Collected data:
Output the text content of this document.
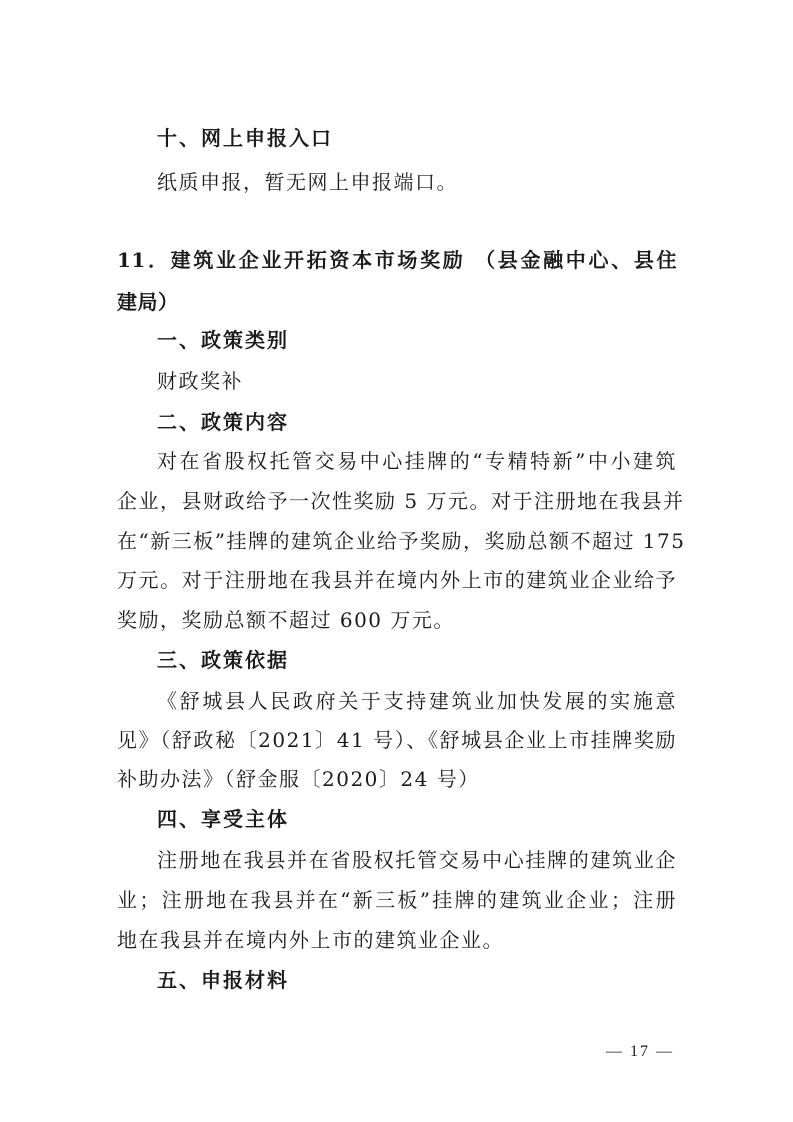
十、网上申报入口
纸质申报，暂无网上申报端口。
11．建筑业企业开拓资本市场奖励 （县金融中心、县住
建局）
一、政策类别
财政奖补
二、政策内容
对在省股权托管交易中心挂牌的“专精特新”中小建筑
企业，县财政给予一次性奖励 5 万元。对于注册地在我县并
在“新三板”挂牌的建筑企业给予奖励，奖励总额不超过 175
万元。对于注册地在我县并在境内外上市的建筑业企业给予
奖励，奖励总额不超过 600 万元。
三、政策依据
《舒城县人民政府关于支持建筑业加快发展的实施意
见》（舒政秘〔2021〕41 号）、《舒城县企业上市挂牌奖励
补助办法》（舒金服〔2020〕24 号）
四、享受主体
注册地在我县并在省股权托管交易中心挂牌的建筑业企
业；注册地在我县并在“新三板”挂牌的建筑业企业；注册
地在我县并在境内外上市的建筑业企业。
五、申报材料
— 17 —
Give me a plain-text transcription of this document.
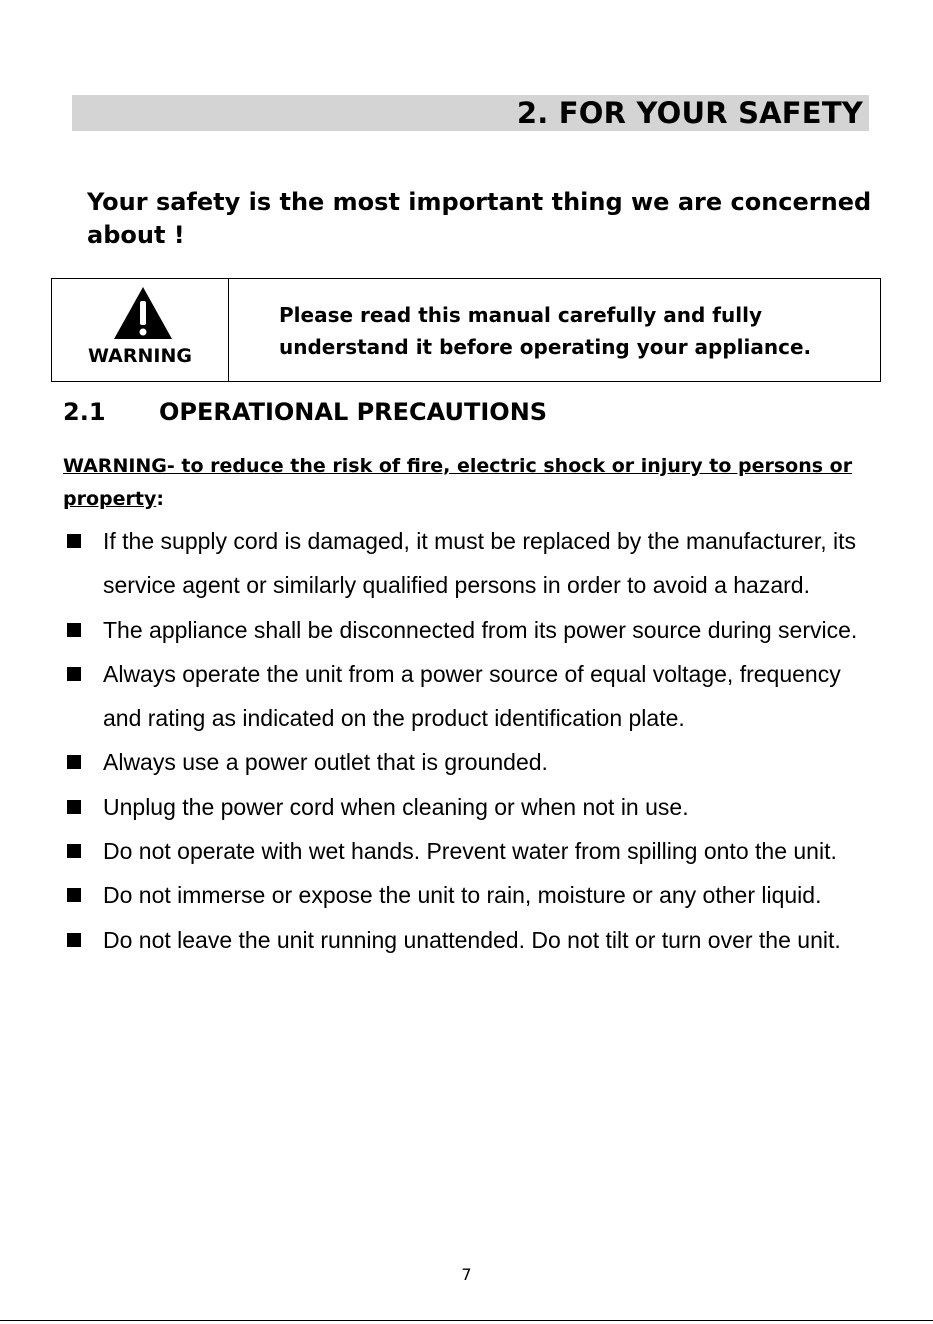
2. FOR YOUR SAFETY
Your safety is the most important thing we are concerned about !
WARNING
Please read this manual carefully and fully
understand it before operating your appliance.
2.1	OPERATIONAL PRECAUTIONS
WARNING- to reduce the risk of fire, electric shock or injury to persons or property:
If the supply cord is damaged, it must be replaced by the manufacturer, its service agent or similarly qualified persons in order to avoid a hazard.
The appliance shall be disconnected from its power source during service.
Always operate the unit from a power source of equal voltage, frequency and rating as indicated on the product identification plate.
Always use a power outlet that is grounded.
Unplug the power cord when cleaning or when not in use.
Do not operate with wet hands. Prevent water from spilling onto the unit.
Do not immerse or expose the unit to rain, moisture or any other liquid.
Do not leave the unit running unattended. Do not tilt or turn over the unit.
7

Task statement:
Without including the pictures, return each record above exactly as it stands.

Exercise answer:
Output the text content of this document.
十、网上申报入口
纸质申报，暂无网上申报端口。
11．建筑业企业开拓资本市场奖励 （县金融中心、县住
建局）
一、政策类别
财政奖补
二、政策内容
对在省股权托管交易中心挂牌的“专精特新”中小建筑
企业，县财政给予一次性奖励 5 万元。对于注册地在我县并
在“新三板”挂牌的建筑企业给予奖励，奖励总额不超过 175
万元。对于注册地在我县并在境内外上市的建筑业企业给予
奖励，奖励总额不超过 600 万元。
三、政策依据
《舒城县人民政府关于支持建筑业加快发展的实施意
见》（舒政秘〔2021〕41 号）、《舒城县企业上市挂牌奖励
补助办法》（舒金服〔2020〕24 号）
四、享受主体
注册地在我县并在省股权托管交易中心挂牌的建筑业企
业；注册地在我县并在“新三板”挂牌的建筑业企业；注册
地在我县并在境内外上市的建筑业企业。
五、申报材料
— 17 —
Give me a plain-text transcription of this document.
2. FOR YOUR SAFETY
Your safety is the most important thing we are concerned about !
WARNING
Please read this manual carefully and fully
understand it before operating your appliance.
2.1	OPERATIONAL PRECAUTIONS
WARNING- to reduce the risk of fire, electric shock or injury to persons or property:
If the supply cord is damaged, it must be replaced by the manufacturer, its service agent or similarly qualified persons in order to avoid a hazard.
The appliance shall be disconnected from its power source during service.
Always operate the unit from a power source of equal voltage, frequency and rating as indicated on the product identification plate.
Always use a power outlet that is grounded.
Unplug the power cord when cleaning or when not in use.
Do not operate with wet hands. Prevent water from spilling onto the unit.
Do not immerse or expose the unit to rain, moisture or any other liquid.
Do not leave the unit running unattended. Do not tilt or turn over the unit.
7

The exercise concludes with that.